**Exercise material**
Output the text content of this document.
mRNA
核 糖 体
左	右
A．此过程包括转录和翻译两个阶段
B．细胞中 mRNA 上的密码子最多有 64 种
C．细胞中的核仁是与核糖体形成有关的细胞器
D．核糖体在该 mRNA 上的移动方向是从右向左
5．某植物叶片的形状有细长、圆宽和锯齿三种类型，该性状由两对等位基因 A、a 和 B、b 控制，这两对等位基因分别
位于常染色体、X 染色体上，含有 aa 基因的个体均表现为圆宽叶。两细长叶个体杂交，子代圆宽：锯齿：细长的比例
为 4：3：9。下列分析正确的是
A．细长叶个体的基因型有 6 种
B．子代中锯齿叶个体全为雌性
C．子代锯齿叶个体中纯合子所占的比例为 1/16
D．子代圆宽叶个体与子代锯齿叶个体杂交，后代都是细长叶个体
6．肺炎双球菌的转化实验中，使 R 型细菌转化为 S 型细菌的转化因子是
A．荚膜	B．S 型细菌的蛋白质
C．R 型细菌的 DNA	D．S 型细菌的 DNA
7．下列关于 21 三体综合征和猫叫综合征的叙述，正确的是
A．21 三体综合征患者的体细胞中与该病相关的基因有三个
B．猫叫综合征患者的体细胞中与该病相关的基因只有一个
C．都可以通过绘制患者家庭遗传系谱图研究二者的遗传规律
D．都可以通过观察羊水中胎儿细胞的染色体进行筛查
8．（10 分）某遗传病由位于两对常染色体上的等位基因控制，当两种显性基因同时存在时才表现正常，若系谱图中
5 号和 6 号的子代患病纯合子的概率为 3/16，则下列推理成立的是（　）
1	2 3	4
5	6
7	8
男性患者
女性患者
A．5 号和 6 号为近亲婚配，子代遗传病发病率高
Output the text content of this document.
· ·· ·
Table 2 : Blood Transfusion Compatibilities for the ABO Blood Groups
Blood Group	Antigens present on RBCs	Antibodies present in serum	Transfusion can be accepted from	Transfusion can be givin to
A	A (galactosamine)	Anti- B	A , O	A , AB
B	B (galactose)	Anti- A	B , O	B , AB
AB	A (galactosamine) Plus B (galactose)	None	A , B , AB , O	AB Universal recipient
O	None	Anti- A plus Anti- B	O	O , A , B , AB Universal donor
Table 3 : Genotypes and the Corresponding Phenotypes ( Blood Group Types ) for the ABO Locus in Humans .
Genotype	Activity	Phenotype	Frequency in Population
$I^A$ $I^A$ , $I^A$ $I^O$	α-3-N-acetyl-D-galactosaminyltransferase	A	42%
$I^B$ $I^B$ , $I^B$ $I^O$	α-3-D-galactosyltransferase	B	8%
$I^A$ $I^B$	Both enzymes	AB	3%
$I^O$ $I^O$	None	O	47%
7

**Task to complete**
The response must be an exact reproduction of all the entries.

**Response to the task**
Output the text content of this document.
mRNA
核 糖 体
左	右
A．此过程包括转录和翻译两个阶段
B．细胞中 mRNA 上的密码子最多有 64 种
C．细胞中的核仁是与核糖体形成有关的细胞器
D．核糖体在该 mRNA 上的移动方向是从右向左
5．某植物叶片的形状有细长、圆宽和锯齿三种类型，该性状由两对等位基因 A、a 和 B、b 控制，这两对等位基因分别
位于常染色体、X 染色体上，含有 aa 基因的个体均表现为圆宽叶。两细长叶个体杂交，子代圆宽：锯齿：细长的比例
为 4：3：9。下列分析正确的是
A．细长叶个体的基因型有 6 种
B．子代中锯齿叶个体全为雌性
C．子代锯齿叶个体中纯合子所占的比例为 1/16
D．子代圆宽叶个体与子代锯齿叶个体杂交，后代都是细长叶个体
6．肺炎双球菌的转化实验中，使 R 型细菌转化为 S 型细菌的转化因子是
A．荚膜	B．S 型细菌的蛋白质
C．R 型细菌的 DNA	D．S 型细菌的 DNA
7．下列关于 21 三体综合征和猫叫综合征的叙述，正确的是
A．21 三体综合征患者的体细胞中与该病相关的基因有三个
B．猫叫综合征患者的体细胞中与该病相关的基因只有一个
C．都可以通过绘制患者家庭遗传系谱图研究二者的遗传规律
D．都可以通过观察羊水中胎儿细胞的染色体进行筛查
8．（10 分）某遗传病由位于两对常染色体上的等位基因控制，当两种显性基因同时存在时才表现正常，若系谱图中
5 号和 6 号的子代患病纯合子的概率为 3/16，则下列推理成立的是（　）
1	2 3	4
5	6
7	8
男性患者
女性患者
A．5 号和 6 号为近亲婚配，子代遗传病发病率高
Output the text content of this document.
· ·· ·
Table 2 : Blood Transfusion Compatibilities for the ABO Blood Groups
Blood Group	Antigens present on RBCs	Antibodies present in serum	Transfusion can be accepted from	Transfusion can be givin to
A	A (galactosamine)	Anti- B	A , O	A , AB
B	B (galactose)	Anti- A	B , O	B , AB
AB	A (galactosamine) Plus B (galactose)	None	A , B , AB , O	AB Universal recipient
O	None	Anti- A plus Anti- B	O	O , A , B , AB Universal donor
Table 3 : Genotypes and the Corresponding Phenotypes ( Blood Group Types ) for the ABO Locus in Humans .
Genotype	Activity	Phenotype	Frequency in Population
$I^A$ $I^A$ , $I^A$ $I^O$	α-3-N-acetyl-D-galactosaminyltransferase	A	42%
$I^B$ $I^B$ , $I^B$ $I^O$	α-3-D-galactosyltransferase	B	8%
$I^A$ $I^B$	Both enzymes	AB	3%
$I^O$ $I^O$	None	O	47%
7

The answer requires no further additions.